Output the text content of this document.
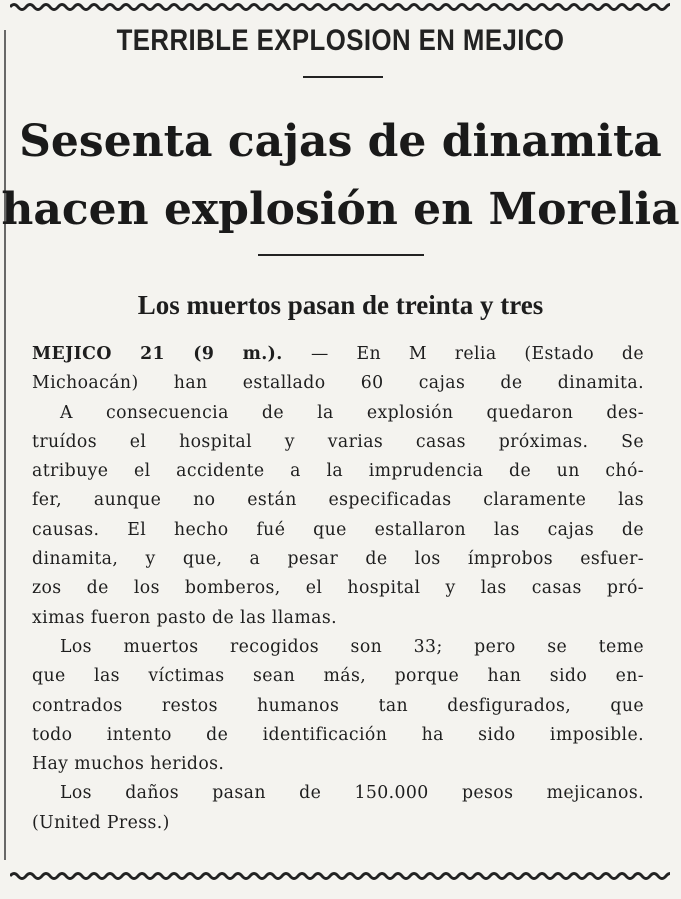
TERRIBLE EXPLOSION EN MEJICO
Sesenta cajas de dinamita
hacen explosión en Morelia
Los muertos pasan de treinta y tres
MEJICO 21 (9 m.). — En M relia (Estado de
Michoacán) han estallado 60 cajas de dinamita.
A consecuencia de la explosión quedaron des-
truídos el hospital y varias casas próximas. Se
atribuye el accidente a la imprudencia de un chó-
fer, aunque no están especificadas claramente las
causas. El hecho fué que estallaron las cajas de
dinamita, y que, a pesar de los ímprobos esfuer-
zos de los bomberos, el hospital y las casas pró-
ximas fueron pasto de las llamas.
Los muertos recogidos son 33; pero se teme
que las víctimas sean más, porque han sido en-
contrados restos humanos tan desfigurados, que
todo intento de identificación ha sido imposible.
Hay muchos heridos.
Los daños pasan de 150.000 pesos mejicanos.
(United Press.)
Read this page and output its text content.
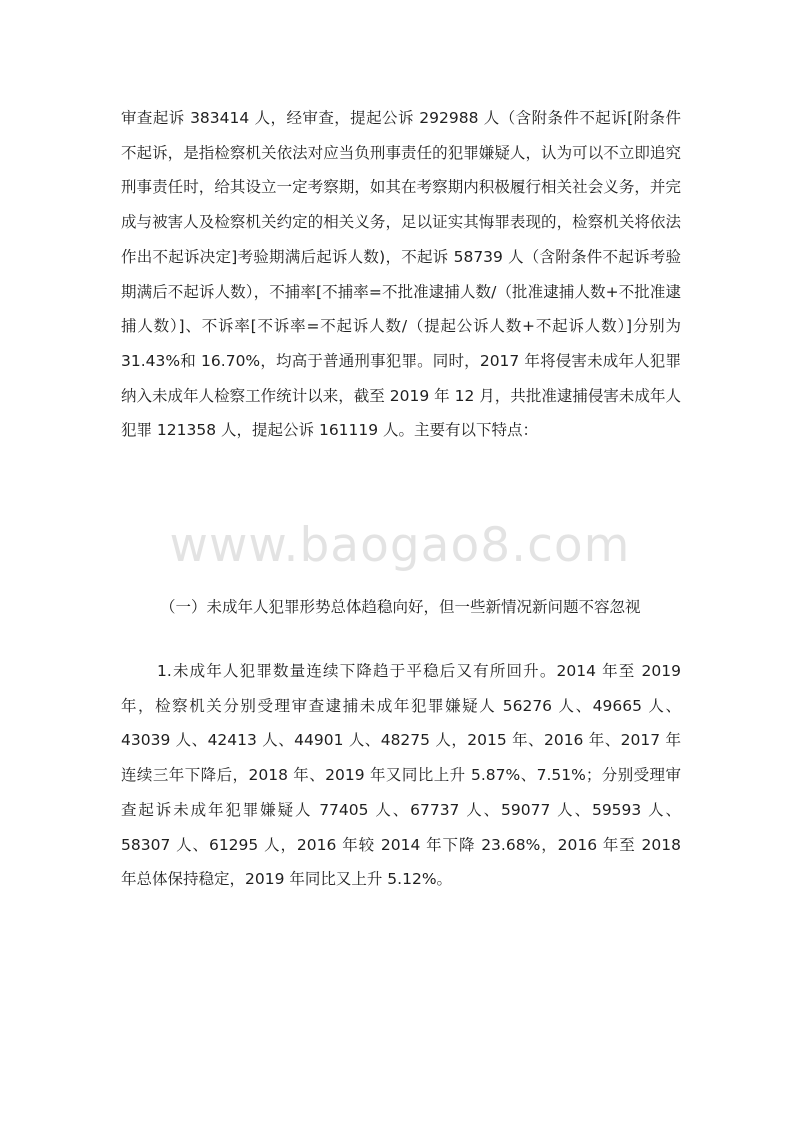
审查起诉 383414 人，经审查，提起公诉 292988 人（含附条件不起诉[附条件不起诉，是指检察机关依法对应当负刑事责任的犯罪嫌疑人，认为可以不立即追究刑事责任时，给其设立一定考察期，如其在考察期内积极履行相关社会义务，并完成与被害人及检察机关约定的相关义务，足以证实其悔罪表现的，检察机关将依法作出不起诉决定]考验期满后起诉人数)，不起诉 58739 人（含附条件不起诉考验期满后不起诉人数），不捕率[不捕率=不批准逮捕人数/（批准逮捕人数+不批准逮捕人数）]、不诉率[不诉率=不起诉人数/（提起公诉人数+不起诉人数）]分别为 31.43%和 16.70%，均高于普通刑事犯罪。同时，2017 年将侵害未成年人犯罪纳入未成年人检察工作统计以来，截至 2019 年 12 月，共批准逮捕侵害未成年人犯罪 121358 人，提起公诉 161119 人。主要有以下特点：

www.baogao8.com

（一）未成年人犯罪形势总体趋稳向好，但一些新情况新问题不容忽视

1.未成年人犯罪数量连续下降趋于平稳后又有所回升。2014 年至 2019 年，检察机关分别受理审查逮捕未成年犯罪嫌疑人 56276 人、49665 人、43039 人、42413 人、44901 人、48275 人，2015 年、2016 年、2017 年连续三年下降后，2018 年、2019 年又同比上升 5.87%、7.51%；分别受理审查起诉未成年犯罪嫌疑人 77405 人、67737 人、59077 人、59593 人、58307 人、61295 人，2016 年较 2014 年下降 23.68%，2016 年至 2018 年总体保持稳定，2019 年同比又上升 5.12%。
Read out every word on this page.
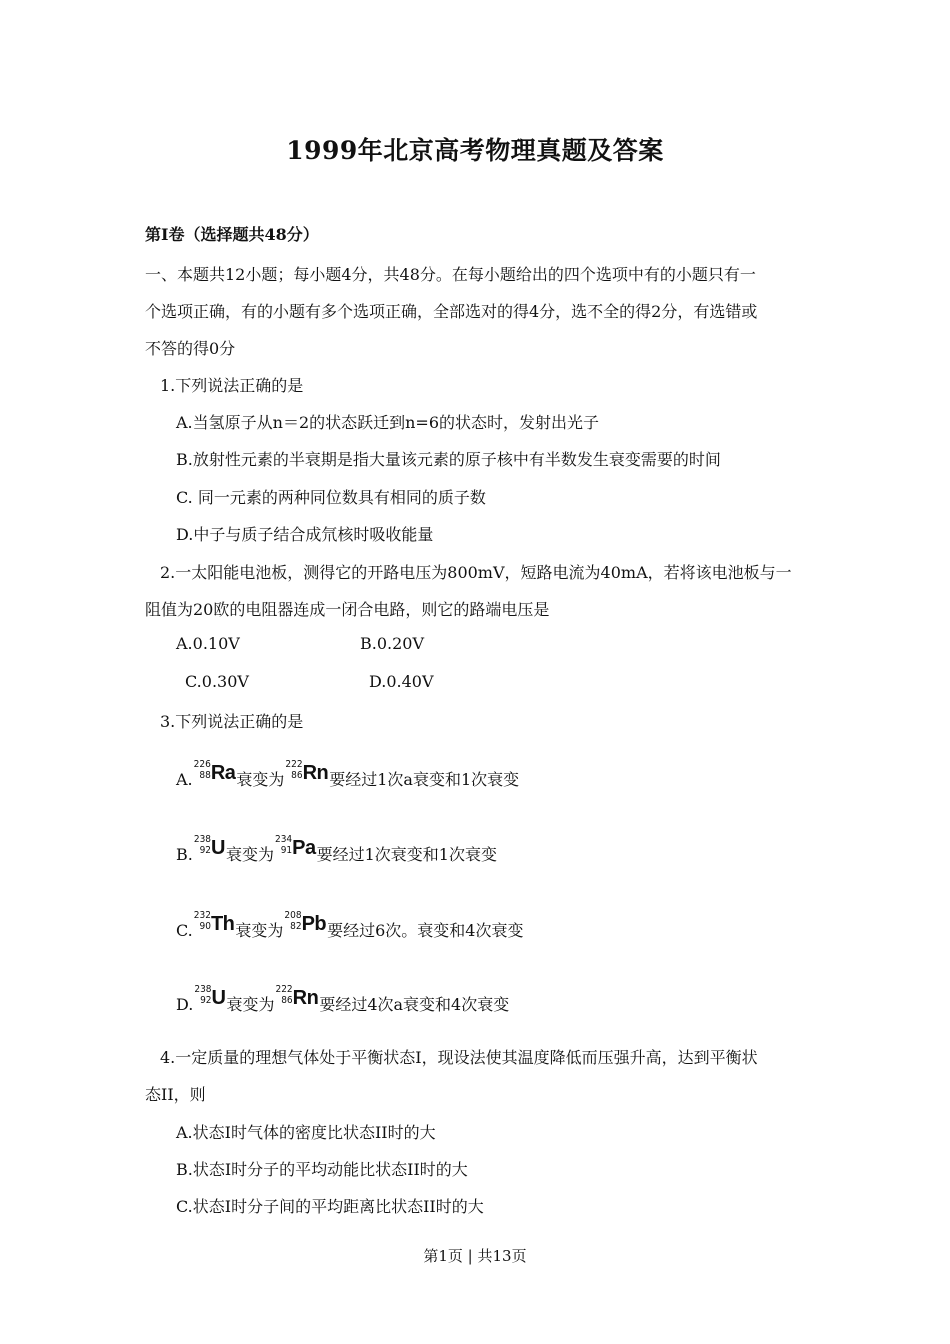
1999年北京高考物理真题及答案
第I卷（选择题共48分）
一、本题共12小题；每小题4分，共48分。在每小题给出的四个选项中有的小题只有一
个选项正确，有的小题有多个选项正确，全部选对的得4分，选不全的得2分，有选错或
不答的得0分
1.下列说法正确的是
A.当氢原子从n＝2的状态跃迁到n=6的状态时，发射出光子
B.放射性元素的半衰期是指大量该元素的原子核中有半数发生衰变需要的时间
C. 同一元素的两种同位数具有相同的质子数
D.中子与质子结合成氘核时吸收能量
2.一太阳能电池板，测得它的开路电压为800mV，短路电流为40mA，若将该电池板与一
阻值为20欧的电阻器连成一闭合电路，则它的路端电压是
A.0.10V	B.0.20V
C.0.30V	D.0.40V
3.下列说法正确的是
A.
226
88 Ra衰变为
222
86 Rn要经过1次a衰变和1次衰变
B.
238
92 U衰变为
234
91 Pa要经过1次衰变和1次衰变
C.
232
90 Th衰变为
208
82 Pb要经过6次。衰变和4次衰变
D.
238
92 U衰变为
222
86 Rn要经过4次a衰变和4次衰变
4.一定质量的理想气体处于平衡状态I，现设法使其温度降低而压强升高，达到平衡状
态II，则
A.状态I时气体的密度比状态II时的大
B.状态I时分子的平均动能比状态II时的大
C.状态I时分子间的平均距离比状态II时的大
第1页 | 共13页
******************************
--- WORK REQUIRED ---
Find the string "text" in the listing and return every line that holds it.

--- SOLUTION TO THE PROBLEM ---
Output the text content of this document.
Read this page and output its text content.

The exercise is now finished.